- **Problem statement**:
Count the lines below that contain the word "this", and reply with that number alone.

[Some records]

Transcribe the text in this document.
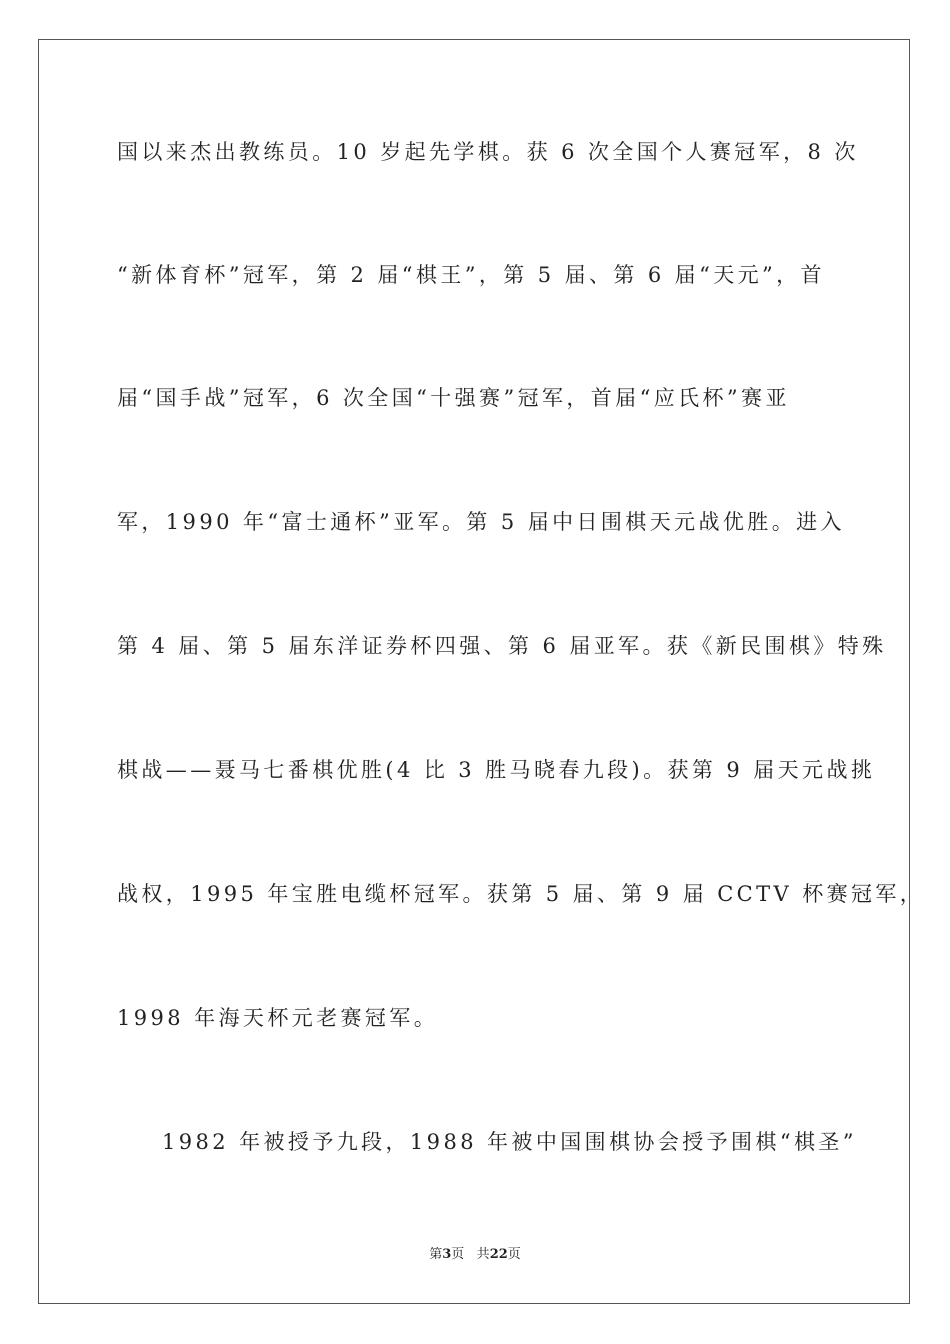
国以来杰出教练员。10 岁起先学棋。获 6 次全国个人赛冠军，8 次
“新体育杯”冠军，第 2 届“棋王”，第 5 届、第 6 届“天元”，首
届“国手战”冠军，6 次全国“十强赛”冠军，首届“应氏杯”赛亚
军，1990 年“富士通杯”亚军。第 5 届中日围棋天元战优胜。进入
第 4 届、第 5 届东洋证券杯四强、第 6 届亚军。获《新民围棋》特殊
棋战——聂马七番棋优胜(4 比 3 胜马晓春九段)。获第 9 届天元战挑
战权，1995 年宝胜电缆杯冠军。获第 5 届、第 9 届 CCTV 杯赛冠军，
1998 年海天杯元老赛冠军。
1982 年被授予九段，1988 年被中国围棋协会授予围棋“棋圣”
第3页 共22页
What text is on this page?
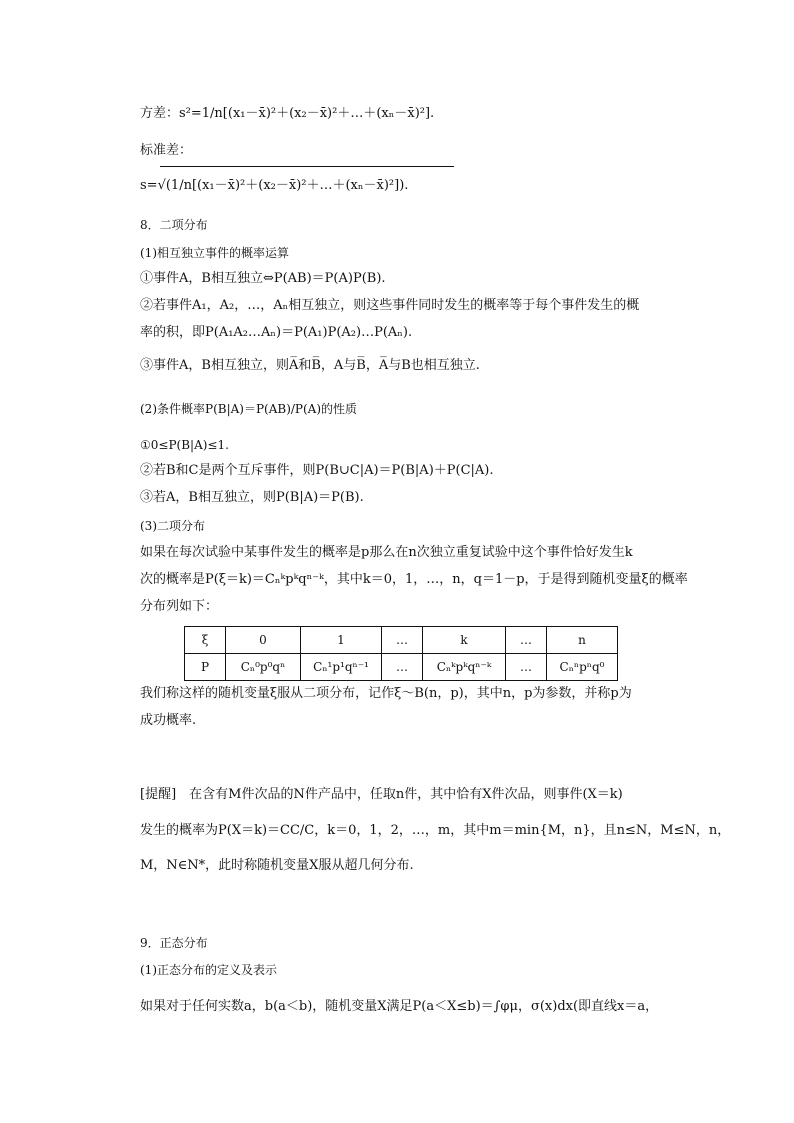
方差：s²=1/n[(x₁－x̄)²＋(x₂－x̄)²＋…＋(xₙ－x̄)²].
标准差：
s=√(1/n[(x₁－x̄)²＋(x₂－x̄)²＋…＋(xₙ－x̄)²]).
8．二项分布
(1)相互独立事件的概率运算
①事件A，B相互独立⇔P(AB)＝P(A)P(B).
②若事件A₁，A₂，…，Aₙ相互独立，则这些事件同时发生的概率等于每个事件发生的概
率的积，即P(A₁A₂…Aₙ)＝P(A₁)P(A₂)…P(Aₙ).
③事件A，B相互独立，则A̅和B̅，A与B̅，A̅与B也相互独立.
(2)条件概率P(B|A)＝P(AB)/P(A)的性质
①0≤P(B|A)≤1.
②若B和C是两个互斥事件，则P(B∪C|A)＝P(B|A)＋P(C|A).
③若A，B相互独立，则P(B|A)＝P(B).
(3)二项分布
如果在每次试验中某事件发生的概率是p那么在n次独立重复试验中这个事件恰好发生k
次的概率是P(ξ＝k)＝Cₙᵏpᵏqⁿ⁻ᵏ，其中k＝0，1，…，n，q＝1－p，于是得到随机变量ξ的概率
分布列如下：
ξ	0	1	…	k	…	n
P	Cₙ⁰p⁰qⁿ	Cₙ¹p¹qⁿ⁻¹	…	Cₙᵏpᵏqⁿ⁻ᵏ	…	Cₙⁿpⁿq⁰
我们称这样的随机变量ξ服从二项分布，记作ξ～B(n，p)，其中n，p为参数，并称p为
成功概率.
[提醒]　在含有M件次品的N件产品中，任取n件，其中恰有X件次品，则事件(X＝k)
发生的概率为P(X＝k)＝CC/C，k＝0，1，2，…，m，其中m＝min{M，n}，且n≤N，M≤N，n，
M，N∈N*，此时称随机变量X服从超几何分布.
9．正态分布
(1)正态分布的定义及表示
如果对于任何实数a，b(a＜b)，随机变量X满足P(a＜X≤b)＝∫φμ，σ(x)dx(即直线x＝a，
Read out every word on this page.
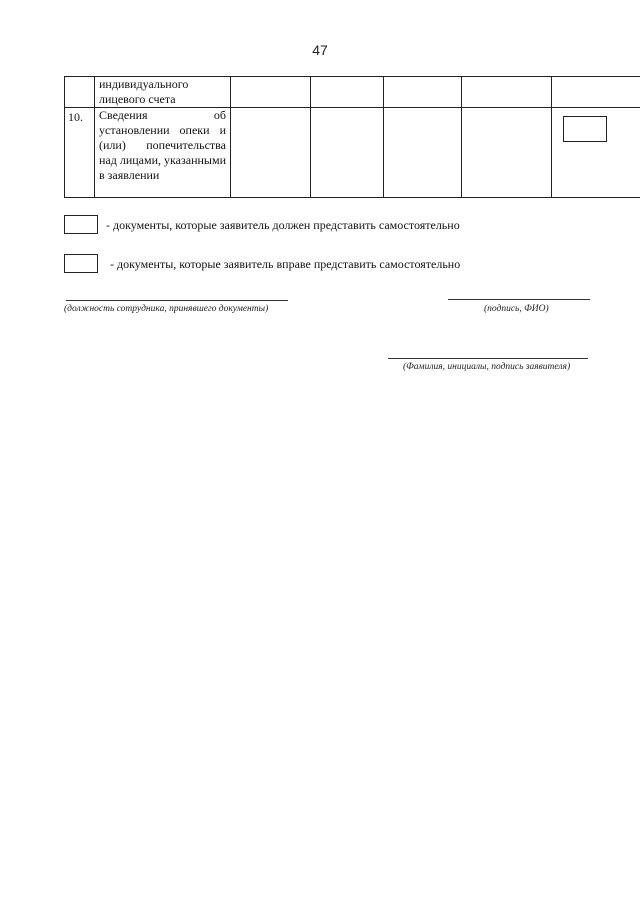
47

	индивидуального лицевого счета					

10.	Сведения об установлении опеки и (или) попечительства над лицами, указанными в заявлении					

- документы, которые заявитель должен представить самостоятельно
- документы, которые заявитель вправе представить самостоятельно
(должность сотрудника, принявшего документы)	(подпись, ФИО)
(Фамилия, инициалы, подпись заявителя)
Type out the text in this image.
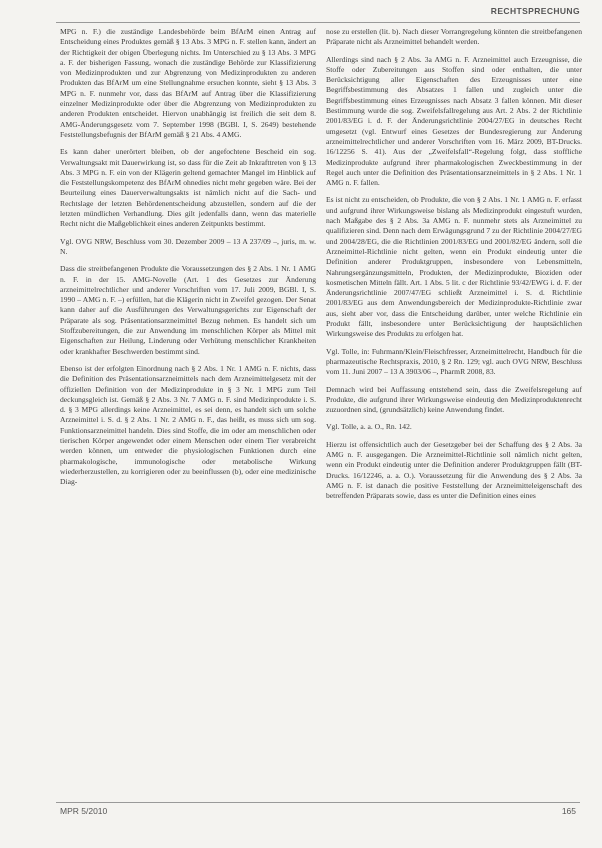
RECHTSPRECHUNG

MPG n. F.) die zuständige Landesbehörde beim BfArM einen Antrag auf Entscheidung eines Produktes gemäß § 13 Abs. 3 MPG n. F. stellen kann, ändert an der Richtigkeit der obigen Überlegung nichts. Im Unterschied zu § 13 Abs. 3 MPG a. F. der bisherigen Fassung, wonach die zuständige Behörde zur Klassifizierung von Medizinprodukten und zur Abgrenzung von Medizinprodukten zu anderen Produkten das BfArM um eine Stellungnahme ersuchen konnte, sieht § 13 Abs. 3 MPG n. F. nunmehr vor, dass das BfArM auf Antrag über die Klassifizierung einzelner Medizinprodukte oder über die Abgrenzung von Medizinprodukten zu anderen Produkten entscheidet. Hiervon unabhängig ist freilich die seit dem 8. AMG-Änderungsgesetz vom 7. September 1998 (BGBl. I, S. 2649) bestehende Feststellungsbefugnis der BfArM gemäß § 21 Abs. 4 AMG.

Es kann daher unerörtert bleiben, ob der angefochtene Bescheid ein sog. Verwaltungsakt mit Dauerwirkung ist, so dass für die Zeit ab Inkrafttreten von § 13 Abs. 3 MPG n. F. ein von der Klägerin geltend gemachter Mangel im Hinblick auf die Feststellungskompetenz des BfArM ohnedies nicht mehr gegeben wäre. Bei der Beurteilung eines Dauerverwaltungsakts ist nämlich nicht auf die Sach- und Rechtslage der letzten Behördenentscheidung abzustellen, sondern auf die der letzten mündlichen Verhandlung. Dies gilt jedenfalls dann, wenn das materielle Recht nicht die Maßgeblichkeit eines anderen Zeitpunkts bestimmt.

Vgl. OVG NRW, Beschluss vom 30. Dezember 2009 – 13 A 237/09 –, juris, m. w. N.

Dass die streitbefangenen Produkte die Voraussetzungen des § 2 Abs. 1 Nr. 1 AMG n. F. in der 15. AMG-Novelle (Art. 1 des Gesetzes zur Änderung arzneimittelrechtlicher und anderer Vorschriften vom 17. Juli 2009, BGBl. I, S. 1990 – AMG n. F. –) erfüllen, hat die Klägerin nicht in Zweifel gezogen. Der Senat kann daher auf die Ausführungen des Verwaltungsgerichts zur Eigenschaft der Präparate als sog. Präsentationsarzneimittel Bezug nehmen. Es handelt sich um Stoffzubereitungen, die zur Anwendung im menschlichen Körper als Mittel mit Eigenschaften zur Heilung, Linderung oder Verhütung menschlicher Krankheiten oder krankhafter Beschwerden bestimmt sind.

Ebenso ist der erfolgten Einordnung nach § 2 Abs. 1 Nr. 1 AMG n. F. nichts, dass die Definition des Präsentationsarzneimittels nach dem Arzneimittelgesetz mit der offiziellen Definition von der Medizinprodukte in § 3 Nr. 1 MPG zum Teil deckungsgleich ist. Gemäß § 2 Abs. 3 Nr. 7 AMG n. F. sind Medizinprodukte i. S. d. § 3 MPG allerdings keine Arzneimittel, es sei denn, es handelt sich um solche Arzneimittel i. S. d. § 2 Abs. 1 Nr. 2 AMG n. F., das heißt, es muss sich um sog. Funktionsarzneimittel handeln. Dies sind Stoffe, die im oder am menschlichen oder tierischen Körper angewendet oder einem Menschen oder einem Tier verabreicht werden können, um entweder die physiologischen Funktionen durch eine pharmakologische, immunologische oder metabolische Wirkung wiederherzustellen, zu korrigieren oder zu beeinflussen (b), oder eine medizinische Diag-

nose zu erstellen (lit. b). Nach dieser Vorrangregelung könnten die streitbefangenen Präparate nicht als Arzneimittel behandelt werden.

Allerdings sind nach § 2 Abs. 3a AMG n. F. Arzneimittel auch Erzeugnisse, die Stoffe oder Zubereitungen aus Stoffen sind oder enthalten, die unter Berücksichtigung aller Eigenschaften des Erzeugnisses unter eine Begriffsbestimmung des Absatzes 1 fallen und zugleich unter die Begriffsbestimmung eines Erzeugnisses nach Absatz 3 fallen können. Mit dieser Bestimmung wurde die sog. Zweifelsfallregelung aus Art. 2 Abs. 2 der Richtlinie 2001/83/EG i. d. F. der Änderungsrichtlinie 2004/27/EG in deutsches Recht umgesetzt (vgl. Entwurf eines Gesetzes der Bundesregierung zur Änderung arzneimittelrechtlicher und anderer Vorschriften vom 16. März 2009, BT-Drucks. 16/12256 S. 41). Aus der „Zweifelsfall“-Regelung folgt, dass stoffliche Medizinprodukte aufgrund ihrer pharmakologischen Zweckbestimmung in der Regel auch unter die Definition des Präsentationsarzneimittels in § 2 Abs. 1 Nr. 1 AMG n. F. fallen.

Es ist nicht zu entscheiden, ob Produkte, die von § 2 Abs. 1 Nr. 1 AMG n. F. erfasst und aufgrund ihrer Wirkungsweise bislang als Medizinprodukt eingestuft wurden, nach Maßgabe des § 2 Abs. 3a AMG n. F. nunmehr stets als Arzneimittel zu qualifizieren sind. Denn nach dem Erwägungsgrund 7 zu der Richtlinie 2004/27/EG und 2004/28/EG, die die Richtlinien 2001/83/EG und 2001/82/EG ändern, soll die Arzneimittel-Richtlinie nicht gelten, wenn ein Produkt eindeutig unter die Definition anderer Produktgruppen, insbesondere von Lebensmitteln, Nahrungsergänzungsmitteln, Produkten, der Medizinprodukte, Bioziden oder kosmetischen Mitteln fällt. Art. 1 Abs. 5 lit. c der Richtlinie 93/42/EWG i. d. F. der Änderungsrichtlinie 2007/47/EG schließt Arzneimittel i. S. d. Richtlinie 2001/83/EG aus dem Anwendungsbereich der Medizinprodukte-Richtlinie zwar aus, sieht aber vor, dass die Entscheidung darüber, unter welche Richtlinie ein Produkt fällt, insbesondere unter Berücksichtigung der hauptsächlichen Wirkungsweise des Produkts zu erfolgen hat.

Vgl. Tolle, in: Fuhrmann/Klein/Fleischfresser, Arzneimittelrecht, Handbuch für die pharmazeutische Rechtspraxis, 2010, § 2 Rn. 129; vgl. auch OVG NRW, Beschluss vom 11. Juni 2007 – 13 A 3903/06 –, PharmR 2008, 83.

Demnach wird bei Auffassung entstehend sein, dass die Zweifelsregelung auf Produkte, die aufgrund ihrer Wirkungsweise eindeutig den Medizinproduktenrecht zuzuordnen sind, (grundsätzlich) keine Anwendung findet.

Vgl. Tolle, a. a. O., Rn. 142.

Hierzu ist offensichtlich auch der Gesetzgeber bei der Schaffung des § 2 Abs. 3a AMG n. F. ausgegangen. Die Arzneimittel-Richtlinie soll nämlich nicht gelten, wenn ein Produkt eindeutig unter die Definition anderer Produktgruppen fällt (BT-Drucks. 16/12246, a. a. O.). Voraussetzung für die Anwendung des § 2 Abs. 3a AMG n. F. ist danach die positive Feststellung der Arzneimitteleigenschaft des betreffenden Präparats sowie, dass es unter die Definition eines eines

MPR 5/2010	165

- **Finished answer**:
4